> [WHAT IS REQUIRED] Leave out any pictures and transcribe all other data below exactly.

> [TASK MATERIAL]
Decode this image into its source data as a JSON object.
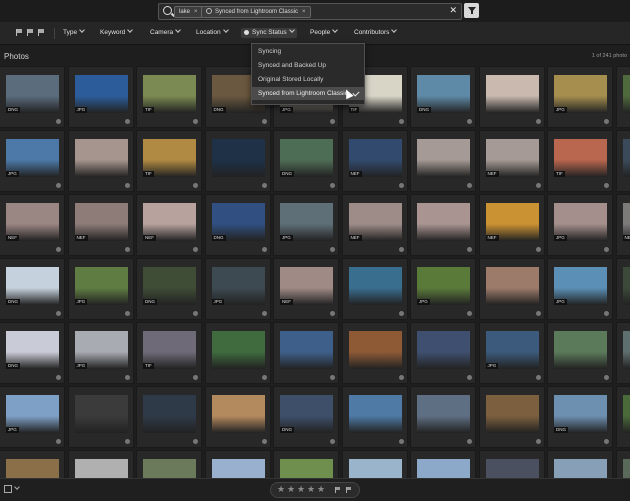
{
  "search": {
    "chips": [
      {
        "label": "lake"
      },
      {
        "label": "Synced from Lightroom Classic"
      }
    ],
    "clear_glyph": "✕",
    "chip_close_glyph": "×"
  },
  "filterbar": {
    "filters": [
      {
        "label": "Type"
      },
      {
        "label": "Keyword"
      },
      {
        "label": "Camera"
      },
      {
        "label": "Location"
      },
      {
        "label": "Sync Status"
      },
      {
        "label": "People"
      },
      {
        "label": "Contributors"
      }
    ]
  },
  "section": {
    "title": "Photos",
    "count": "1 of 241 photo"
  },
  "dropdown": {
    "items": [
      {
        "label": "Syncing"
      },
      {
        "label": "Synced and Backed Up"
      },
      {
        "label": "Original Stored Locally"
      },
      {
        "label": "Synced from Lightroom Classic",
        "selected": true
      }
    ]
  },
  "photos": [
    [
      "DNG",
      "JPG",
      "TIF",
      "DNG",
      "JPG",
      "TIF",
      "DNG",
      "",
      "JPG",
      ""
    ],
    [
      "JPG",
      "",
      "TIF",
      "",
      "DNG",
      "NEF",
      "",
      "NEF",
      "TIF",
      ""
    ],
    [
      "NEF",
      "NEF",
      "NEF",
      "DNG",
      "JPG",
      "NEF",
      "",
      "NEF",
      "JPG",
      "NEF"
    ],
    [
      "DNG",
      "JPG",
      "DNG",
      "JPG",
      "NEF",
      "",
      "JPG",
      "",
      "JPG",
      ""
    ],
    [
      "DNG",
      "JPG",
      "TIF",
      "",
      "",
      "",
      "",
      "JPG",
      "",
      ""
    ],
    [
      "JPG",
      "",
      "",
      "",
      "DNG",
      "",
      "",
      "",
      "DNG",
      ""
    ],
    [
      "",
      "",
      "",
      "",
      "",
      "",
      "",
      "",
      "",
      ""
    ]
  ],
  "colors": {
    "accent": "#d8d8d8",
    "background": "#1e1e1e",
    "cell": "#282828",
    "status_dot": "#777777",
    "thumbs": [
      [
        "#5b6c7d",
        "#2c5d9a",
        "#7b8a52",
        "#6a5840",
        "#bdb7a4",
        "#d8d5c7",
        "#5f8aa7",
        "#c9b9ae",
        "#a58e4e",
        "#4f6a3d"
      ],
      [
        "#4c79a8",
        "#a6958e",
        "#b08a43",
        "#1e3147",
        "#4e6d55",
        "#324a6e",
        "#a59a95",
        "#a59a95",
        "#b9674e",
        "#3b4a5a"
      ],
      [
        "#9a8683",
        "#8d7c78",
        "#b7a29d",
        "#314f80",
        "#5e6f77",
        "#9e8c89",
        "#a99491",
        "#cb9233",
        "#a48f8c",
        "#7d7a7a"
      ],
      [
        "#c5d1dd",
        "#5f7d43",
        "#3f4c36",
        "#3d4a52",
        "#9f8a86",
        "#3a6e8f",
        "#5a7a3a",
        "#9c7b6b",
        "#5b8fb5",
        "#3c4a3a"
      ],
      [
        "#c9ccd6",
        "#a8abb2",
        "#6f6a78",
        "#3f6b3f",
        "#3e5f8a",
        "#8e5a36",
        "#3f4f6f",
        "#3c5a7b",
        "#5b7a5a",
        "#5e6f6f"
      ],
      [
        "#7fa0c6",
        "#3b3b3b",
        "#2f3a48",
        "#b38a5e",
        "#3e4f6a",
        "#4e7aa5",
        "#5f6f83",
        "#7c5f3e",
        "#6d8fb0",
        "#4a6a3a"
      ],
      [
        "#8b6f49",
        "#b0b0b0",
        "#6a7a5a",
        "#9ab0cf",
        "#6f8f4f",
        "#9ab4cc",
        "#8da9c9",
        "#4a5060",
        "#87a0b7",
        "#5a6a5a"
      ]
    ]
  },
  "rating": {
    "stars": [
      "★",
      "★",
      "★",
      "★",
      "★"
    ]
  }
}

> [RESPONSE FOR THIS EXERCISE]
Decode this image into its source data as a JSON object.
{
  "search": {
    "chips": [
      {
        "label": "lake"
      },
      {
        "label": "Synced from Lightroom Classic"
      }
    ],
    "clear_glyph": "✕",
    "chip_close_glyph": "×"
  },
  "filterbar": {
    "filters": [
      {
        "label": "Type"
      },
      {
        "label": "Keyword"
      },
      {
        "label": "Camera"
      },
      {
        "label": "Location"
      },
      {
        "label": "Sync Status"
      },
      {
        "label": "People"
      },
      {
        "label": "Contributors"
      }
    ]
  },
  "section": {
    "title": "Photos",
    "count": "1 of 241 photo"
  },
  "dropdown": {
    "items": [
      {
        "label": "Syncing"
      },
      {
        "label": "Synced and Backed Up"
      },
      {
        "label": "Original Stored Locally"
      },
      {
        "label": "Synced from Lightroom Classic",
        "selected": true
      }
    ]
  },
  "photos": [
    [
      "DNG",
      "JPG",
      "TIF",
      "DNG",
      "JPG",
      "TIF",
      "DNG",
      "",
      "JPG",
      ""
    ],
    [
      "JPG",
      "",
      "TIF",
      "",
      "DNG",
      "NEF",
      "",
      "NEF",
      "TIF",
      ""
    ],
    [
      "NEF",
      "NEF",
      "NEF",
      "DNG",
      "JPG",
      "NEF",
      "",
      "NEF",
      "JPG",
      "NEF"
    ],
    [
      "DNG",
      "JPG",
      "DNG",
      "JPG",
      "NEF",
      "",
      "JPG",
      "",
      "JPG",
      ""
    ],
    [
      "DNG",
      "JPG",
      "TIF",
      "",
      "",
      "",
      "",
      "JPG",
      "",
      ""
    ],
    [
      "JPG",
      "",
      "",
      "",
      "DNG",
      "",
      "",
      "",
      "DNG",
      ""
    ],
    [
      "",
      "",
      "",
      "",
      "",
      "",
      "",
      "",
      "",
      ""
    ]
  ],
  "colors": {
    "accent": "#d8d8d8",
    "background": "#1e1e1e",
    "cell": "#282828",
    "status_dot": "#777777",
    "thumbs": [
      [
        "#5b6c7d",
        "#2c5d9a",
        "#7b8a52",
        "#6a5840",
        "#bdb7a4",
        "#d8d5c7",
        "#5f8aa7",
        "#c9b9ae",
        "#a58e4e",
        "#4f6a3d"
      ],
      [
        "#4c79a8",
        "#a6958e",
        "#b08a43",
        "#1e3147",
        "#4e6d55",
        "#324a6e",
        "#a59a95",
        "#a59a95",
        "#b9674e",
        "#3b4a5a"
      ],
      [
        "#9a8683",
        "#8d7c78",
        "#b7a29d",
        "#314f80",
        "#5e6f77",
        "#9e8c89",
        "#a99491",
        "#cb9233",
        "#a48f8c",
        "#7d7a7a"
      ],
      [
        "#c5d1dd",
        "#5f7d43",
        "#3f4c36",
        "#3d4a52",
        "#9f8a86",
        "#3a6e8f",
        "#5a7a3a",
        "#9c7b6b",
        "#5b8fb5",
        "#3c4a3a"
      ],
      [
        "#c9ccd6",
        "#a8abb2",
        "#6f6a78",
        "#3f6b3f",
        "#3e5f8a",
        "#8e5a36",
        "#3f4f6f",
        "#3c5a7b",
        "#5b7a5a",
        "#5e6f6f"
      ],
      [
        "#7fa0c6",
        "#3b3b3b",
        "#2f3a48",
        "#b38a5e",
        "#3e4f6a",
        "#4e7aa5",
        "#5f6f83",
        "#7c5f3e",
        "#6d8fb0",
        "#4a6a3a"
      ],
      [
        "#8b6f49",
        "#b0b0b0",
        "#6a7a5a",
        "#9ab0cf",
        "#6f8f4f",
        "#9ab4cc",
        "#8da9c9",
        "#4a5060",
        "#87a0b7",
        "#5a6a5a"
      ]
    ]
  },
  "rating": {
    "stars": [
      "★",
      "★",
      "★",
      "★",
      "★"
    ]
  }
}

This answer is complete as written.